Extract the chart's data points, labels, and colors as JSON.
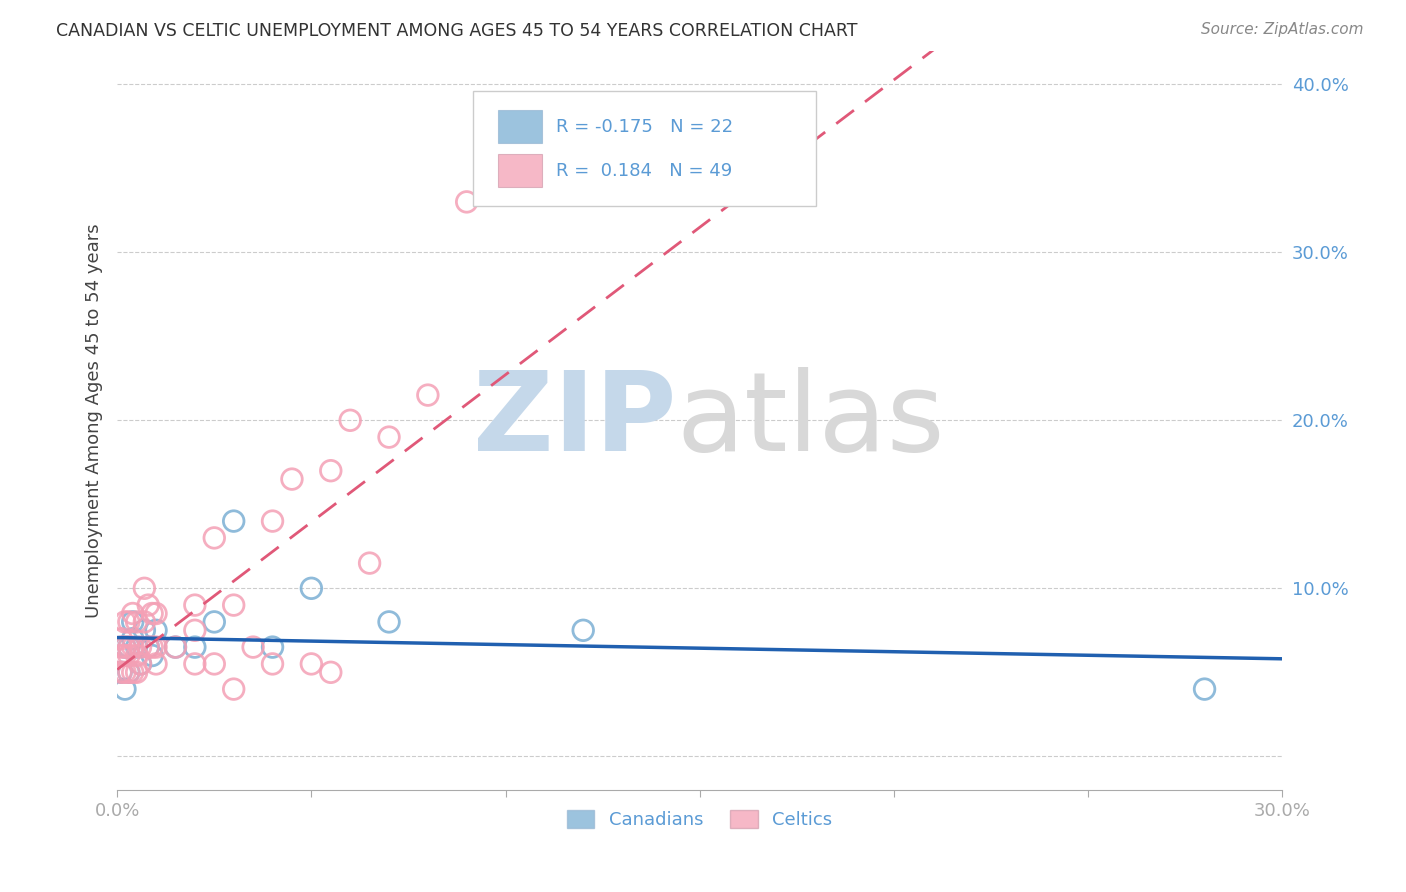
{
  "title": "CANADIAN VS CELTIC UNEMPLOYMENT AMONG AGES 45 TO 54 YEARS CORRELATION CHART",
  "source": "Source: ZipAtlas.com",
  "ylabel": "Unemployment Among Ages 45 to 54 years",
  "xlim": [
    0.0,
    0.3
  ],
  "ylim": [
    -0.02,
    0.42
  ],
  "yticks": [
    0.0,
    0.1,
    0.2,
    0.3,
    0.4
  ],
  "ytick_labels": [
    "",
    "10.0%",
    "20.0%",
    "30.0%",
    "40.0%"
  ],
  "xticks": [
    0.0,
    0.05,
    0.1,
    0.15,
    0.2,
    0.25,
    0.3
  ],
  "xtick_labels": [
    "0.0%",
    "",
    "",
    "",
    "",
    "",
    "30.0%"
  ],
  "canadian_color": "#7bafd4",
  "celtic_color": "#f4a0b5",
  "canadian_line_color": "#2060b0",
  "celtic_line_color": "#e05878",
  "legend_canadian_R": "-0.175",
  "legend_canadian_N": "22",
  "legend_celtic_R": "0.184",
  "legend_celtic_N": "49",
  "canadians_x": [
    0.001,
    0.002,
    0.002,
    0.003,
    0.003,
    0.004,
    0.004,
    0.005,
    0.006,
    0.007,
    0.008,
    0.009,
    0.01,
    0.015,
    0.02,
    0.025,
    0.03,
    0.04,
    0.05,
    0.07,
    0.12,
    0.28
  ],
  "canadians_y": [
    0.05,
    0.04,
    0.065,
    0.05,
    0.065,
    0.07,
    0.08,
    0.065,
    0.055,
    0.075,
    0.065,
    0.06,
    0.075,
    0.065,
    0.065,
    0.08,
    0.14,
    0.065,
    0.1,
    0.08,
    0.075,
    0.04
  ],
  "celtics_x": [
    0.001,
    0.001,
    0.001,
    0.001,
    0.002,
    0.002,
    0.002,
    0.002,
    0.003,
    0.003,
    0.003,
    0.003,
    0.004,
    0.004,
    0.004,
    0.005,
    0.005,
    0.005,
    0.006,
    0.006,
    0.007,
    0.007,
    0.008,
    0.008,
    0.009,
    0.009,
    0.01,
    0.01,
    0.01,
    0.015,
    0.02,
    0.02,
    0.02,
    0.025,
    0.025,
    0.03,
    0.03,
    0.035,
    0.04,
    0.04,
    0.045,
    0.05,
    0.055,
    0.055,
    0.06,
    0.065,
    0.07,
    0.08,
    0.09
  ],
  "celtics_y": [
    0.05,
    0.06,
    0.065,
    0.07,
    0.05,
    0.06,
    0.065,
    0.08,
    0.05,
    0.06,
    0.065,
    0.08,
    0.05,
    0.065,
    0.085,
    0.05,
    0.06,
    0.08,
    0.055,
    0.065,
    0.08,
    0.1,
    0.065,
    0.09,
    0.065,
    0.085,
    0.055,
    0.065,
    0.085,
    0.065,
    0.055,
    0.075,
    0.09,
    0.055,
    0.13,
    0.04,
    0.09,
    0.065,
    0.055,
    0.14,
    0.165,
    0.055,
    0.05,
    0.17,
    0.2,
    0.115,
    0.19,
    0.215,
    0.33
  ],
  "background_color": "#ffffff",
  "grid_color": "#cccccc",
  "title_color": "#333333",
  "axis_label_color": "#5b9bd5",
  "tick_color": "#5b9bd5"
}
————————
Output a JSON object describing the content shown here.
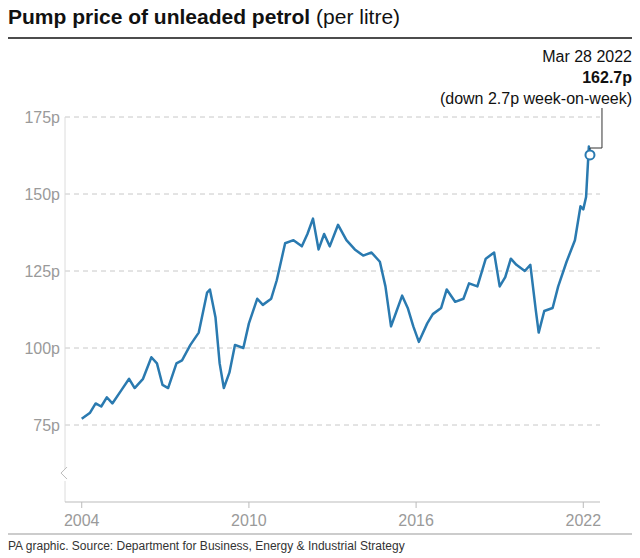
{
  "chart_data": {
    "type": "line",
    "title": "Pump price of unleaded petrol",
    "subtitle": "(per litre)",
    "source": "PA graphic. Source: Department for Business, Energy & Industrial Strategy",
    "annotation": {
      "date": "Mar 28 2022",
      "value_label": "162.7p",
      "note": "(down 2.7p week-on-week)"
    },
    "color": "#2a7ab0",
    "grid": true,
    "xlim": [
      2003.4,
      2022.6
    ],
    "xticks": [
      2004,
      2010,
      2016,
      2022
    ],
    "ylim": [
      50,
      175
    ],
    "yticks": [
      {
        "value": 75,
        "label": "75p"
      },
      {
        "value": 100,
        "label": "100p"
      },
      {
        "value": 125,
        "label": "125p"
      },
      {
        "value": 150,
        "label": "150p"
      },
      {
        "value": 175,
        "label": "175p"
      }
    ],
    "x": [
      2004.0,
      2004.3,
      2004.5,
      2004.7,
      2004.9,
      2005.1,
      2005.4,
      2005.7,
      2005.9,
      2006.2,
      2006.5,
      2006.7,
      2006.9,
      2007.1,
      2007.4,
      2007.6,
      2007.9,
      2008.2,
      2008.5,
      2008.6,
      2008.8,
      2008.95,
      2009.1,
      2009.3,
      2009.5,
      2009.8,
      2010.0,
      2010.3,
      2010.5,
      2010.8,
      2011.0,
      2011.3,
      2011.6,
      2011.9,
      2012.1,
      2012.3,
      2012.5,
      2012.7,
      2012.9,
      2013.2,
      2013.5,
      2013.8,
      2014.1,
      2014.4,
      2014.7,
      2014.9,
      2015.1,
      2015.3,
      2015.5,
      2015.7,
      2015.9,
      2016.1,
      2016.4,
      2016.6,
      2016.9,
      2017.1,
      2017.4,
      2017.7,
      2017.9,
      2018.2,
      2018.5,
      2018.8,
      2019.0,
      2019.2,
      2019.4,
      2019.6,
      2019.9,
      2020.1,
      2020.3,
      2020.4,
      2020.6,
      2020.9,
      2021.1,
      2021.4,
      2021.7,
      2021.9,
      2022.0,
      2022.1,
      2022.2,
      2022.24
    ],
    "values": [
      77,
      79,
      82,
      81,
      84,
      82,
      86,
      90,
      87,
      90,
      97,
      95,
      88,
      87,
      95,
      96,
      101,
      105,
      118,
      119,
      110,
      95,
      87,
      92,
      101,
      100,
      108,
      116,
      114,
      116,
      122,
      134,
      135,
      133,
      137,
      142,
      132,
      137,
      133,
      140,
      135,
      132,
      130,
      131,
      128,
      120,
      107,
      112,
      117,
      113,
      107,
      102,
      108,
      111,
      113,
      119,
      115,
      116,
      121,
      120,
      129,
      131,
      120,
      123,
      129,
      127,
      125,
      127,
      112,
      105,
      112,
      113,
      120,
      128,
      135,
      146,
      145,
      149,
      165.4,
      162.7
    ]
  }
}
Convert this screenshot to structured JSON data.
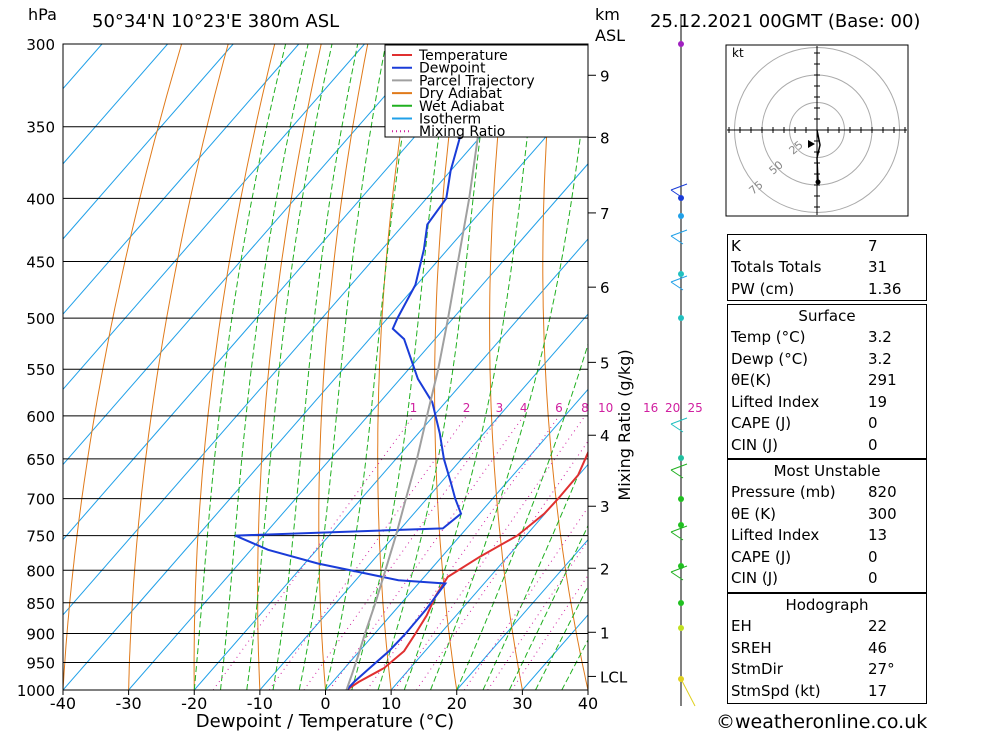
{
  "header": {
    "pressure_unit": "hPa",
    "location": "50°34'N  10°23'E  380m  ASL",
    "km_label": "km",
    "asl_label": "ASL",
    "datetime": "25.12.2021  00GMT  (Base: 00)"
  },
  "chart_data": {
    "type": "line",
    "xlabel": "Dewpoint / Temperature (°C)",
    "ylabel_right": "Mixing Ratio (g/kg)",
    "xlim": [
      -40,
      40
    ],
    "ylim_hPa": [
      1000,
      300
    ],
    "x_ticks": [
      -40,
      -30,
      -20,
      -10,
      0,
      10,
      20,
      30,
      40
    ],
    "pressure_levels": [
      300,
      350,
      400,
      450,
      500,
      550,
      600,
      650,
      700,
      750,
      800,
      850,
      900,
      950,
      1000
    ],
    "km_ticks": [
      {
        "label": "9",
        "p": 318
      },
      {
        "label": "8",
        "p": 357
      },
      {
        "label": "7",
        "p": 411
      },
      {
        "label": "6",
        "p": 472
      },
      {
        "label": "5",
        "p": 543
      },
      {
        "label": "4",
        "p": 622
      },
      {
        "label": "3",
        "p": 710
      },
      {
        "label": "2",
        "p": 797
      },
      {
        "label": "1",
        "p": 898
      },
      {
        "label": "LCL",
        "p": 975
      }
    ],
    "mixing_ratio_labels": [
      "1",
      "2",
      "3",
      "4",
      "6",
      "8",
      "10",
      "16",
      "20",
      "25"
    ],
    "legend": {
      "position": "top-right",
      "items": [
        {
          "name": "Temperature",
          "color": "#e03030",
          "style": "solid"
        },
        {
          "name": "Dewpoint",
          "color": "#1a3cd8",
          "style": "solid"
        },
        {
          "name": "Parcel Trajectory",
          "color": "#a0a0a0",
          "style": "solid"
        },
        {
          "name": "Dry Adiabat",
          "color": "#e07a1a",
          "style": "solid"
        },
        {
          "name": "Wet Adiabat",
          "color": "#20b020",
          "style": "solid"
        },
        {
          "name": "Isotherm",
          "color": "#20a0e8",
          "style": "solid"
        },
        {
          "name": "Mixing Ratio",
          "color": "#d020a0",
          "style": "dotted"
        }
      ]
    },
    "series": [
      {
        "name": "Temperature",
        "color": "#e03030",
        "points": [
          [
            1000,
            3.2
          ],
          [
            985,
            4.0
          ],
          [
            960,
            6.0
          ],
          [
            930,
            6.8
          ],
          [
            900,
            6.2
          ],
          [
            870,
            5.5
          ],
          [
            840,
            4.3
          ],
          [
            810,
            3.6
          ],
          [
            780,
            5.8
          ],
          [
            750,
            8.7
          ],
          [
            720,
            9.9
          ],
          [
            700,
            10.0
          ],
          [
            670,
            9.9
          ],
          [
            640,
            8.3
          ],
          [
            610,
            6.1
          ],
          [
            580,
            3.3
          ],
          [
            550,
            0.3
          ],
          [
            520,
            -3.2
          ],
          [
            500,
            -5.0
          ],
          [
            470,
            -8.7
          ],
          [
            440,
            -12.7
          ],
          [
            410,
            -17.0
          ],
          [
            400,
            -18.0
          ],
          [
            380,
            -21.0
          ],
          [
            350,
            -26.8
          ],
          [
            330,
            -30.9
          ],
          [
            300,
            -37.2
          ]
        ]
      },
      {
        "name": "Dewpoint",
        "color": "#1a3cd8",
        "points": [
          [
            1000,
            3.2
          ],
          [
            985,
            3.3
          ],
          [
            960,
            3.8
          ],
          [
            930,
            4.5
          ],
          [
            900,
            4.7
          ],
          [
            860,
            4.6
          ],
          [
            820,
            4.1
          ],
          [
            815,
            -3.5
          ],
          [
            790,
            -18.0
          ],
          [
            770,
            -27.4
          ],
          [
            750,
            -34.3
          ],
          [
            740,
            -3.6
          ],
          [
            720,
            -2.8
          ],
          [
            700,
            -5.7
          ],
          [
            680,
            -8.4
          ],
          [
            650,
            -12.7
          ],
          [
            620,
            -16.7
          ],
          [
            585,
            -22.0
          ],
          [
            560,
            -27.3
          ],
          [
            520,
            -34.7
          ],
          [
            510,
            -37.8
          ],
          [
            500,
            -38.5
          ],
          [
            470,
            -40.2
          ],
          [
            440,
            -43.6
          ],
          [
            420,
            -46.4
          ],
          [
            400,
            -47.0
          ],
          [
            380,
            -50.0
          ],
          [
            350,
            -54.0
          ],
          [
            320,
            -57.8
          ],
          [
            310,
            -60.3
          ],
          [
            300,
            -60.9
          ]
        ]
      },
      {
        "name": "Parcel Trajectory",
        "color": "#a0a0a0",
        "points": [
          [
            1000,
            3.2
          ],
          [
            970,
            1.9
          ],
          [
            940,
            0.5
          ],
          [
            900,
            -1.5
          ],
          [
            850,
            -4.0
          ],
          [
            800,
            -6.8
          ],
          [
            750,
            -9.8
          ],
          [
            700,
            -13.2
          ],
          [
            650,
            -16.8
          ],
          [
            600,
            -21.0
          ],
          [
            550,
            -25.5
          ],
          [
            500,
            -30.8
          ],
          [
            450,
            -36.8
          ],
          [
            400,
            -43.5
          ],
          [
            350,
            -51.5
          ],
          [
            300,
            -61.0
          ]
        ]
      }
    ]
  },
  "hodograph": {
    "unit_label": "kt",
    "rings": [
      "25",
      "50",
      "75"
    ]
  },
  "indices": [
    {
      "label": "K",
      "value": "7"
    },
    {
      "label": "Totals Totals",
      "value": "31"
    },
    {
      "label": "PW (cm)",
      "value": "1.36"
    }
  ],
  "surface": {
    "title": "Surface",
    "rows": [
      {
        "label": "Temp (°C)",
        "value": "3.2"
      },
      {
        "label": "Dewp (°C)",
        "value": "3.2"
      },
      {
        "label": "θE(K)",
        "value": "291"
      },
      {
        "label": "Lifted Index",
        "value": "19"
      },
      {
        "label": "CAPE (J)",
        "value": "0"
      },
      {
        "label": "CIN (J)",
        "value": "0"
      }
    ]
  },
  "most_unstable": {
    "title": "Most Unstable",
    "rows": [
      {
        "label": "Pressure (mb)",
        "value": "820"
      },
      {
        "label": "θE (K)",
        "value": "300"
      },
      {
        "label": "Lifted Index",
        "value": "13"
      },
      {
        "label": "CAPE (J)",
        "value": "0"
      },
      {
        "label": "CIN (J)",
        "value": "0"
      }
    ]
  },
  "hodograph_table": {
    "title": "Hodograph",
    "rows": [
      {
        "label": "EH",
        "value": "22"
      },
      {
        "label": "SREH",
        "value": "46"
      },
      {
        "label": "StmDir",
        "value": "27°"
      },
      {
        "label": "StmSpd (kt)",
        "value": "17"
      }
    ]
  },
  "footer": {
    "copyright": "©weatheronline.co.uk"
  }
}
————————
## WHAT NEEDS TO BE DONE
Return a copy of every line that includes the word "Temperature".

## RESULT BELOW
    "xlabel": "Dewpoint / Temperature (°C)",
          "name": "Temperature",
        "name": "Temperature",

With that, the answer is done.